**Exercise objective:** Skip the pictures. Copy all the rest of the records down exactly.

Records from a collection
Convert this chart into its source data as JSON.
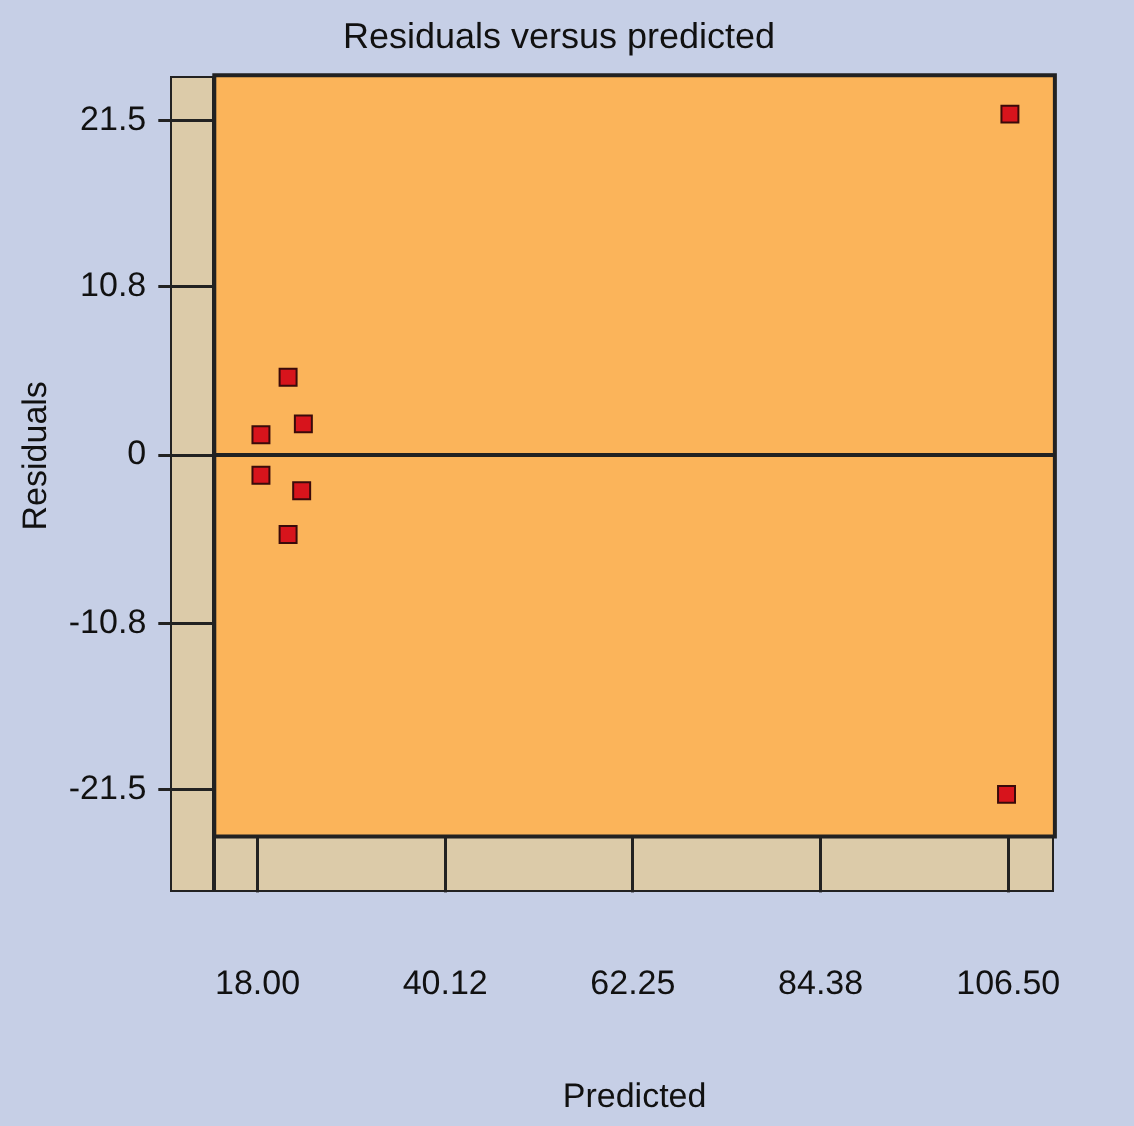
{
  "chart_data": {
    "type": "scatter",
    "title": "Residuals versus predicted",
    "xlabel": "Predicted",
    "ylabel": "Residuals",
    "x": [
      18.4,
      18.4,
      21.6,
      21.6,
      23.4,
      23.2,
      106.7,
      106.3
    ],
    "series": [
      {
        "color": "#d7141c",
        "values": [
          1.3,
          -1.3,
          5.0,
          -5.1,
          2.0,
          -2.3,
          21.9,
          -21.8
        ]
      }
    ],
    "xlim": [
      12.9,
      112.0
    ],
    "xticks": [
      {
        "value": 18.0,
        "label": "18.00"
      },
      40.12,
      62.25,
      84.38,
      {
        "value": 106.5,
        "label": "106.50"
      }
    ],
    "ylim": [
      -24.5,
      24.4
    ],
    "yticks": [
      -21.5,
      -10.8,
      0,
      10.8,
      21.5
    ],
    "ref_lines": [
      {
        "axis": "y",
        "value": 0,
        "color": "#222222"
      }
    ],
    "marker": "square",
    "grid": false,
    "legend": false
  }
}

**Answer for this exercise:**
Convert this chart into its source data as JSON.
{
  "chart_data": {
    "type": "scatter",
    "title": "Residuals versus predicted",
    "xlabel": "Predicted",
    "ylabel": "Residuals",
    "x": [
      18.4,
      18.4,
      21.6,
      21.6,
      23.4,
      23.2,
      106.7,
      106.3
    ],
    "series": [
      {
        "color": "#d7141c",
        "values": [
          1.3,
          -1.3,
          5.0,
          -5.1,
          2.0,
          -2.3,
          21.9,
          -21.8
        ]
      }
    ],
    "xlim": [
      12.9,
      112.0
    ],
    "xticks": [
      {
        "value": 18.0,
        "label": "18.00"
      },
      40.12,
      62.25,
      84.38,
      {
        "value": 106.5,
        "label": "106.50"
      }
    ],
    "ylim": [
      -24.5,
      24.4
    ],
    "yticks": [
      -21.5,
      -10.8,
      0,
      10.8,
      21.5
    ],
    "ref_lines": [
      {
        "axis": "y",
        "value": 0,
        "color": "#222222"
      }
    ],
    "marker": "square",
    "grid": false,
    "legend": false
  }
}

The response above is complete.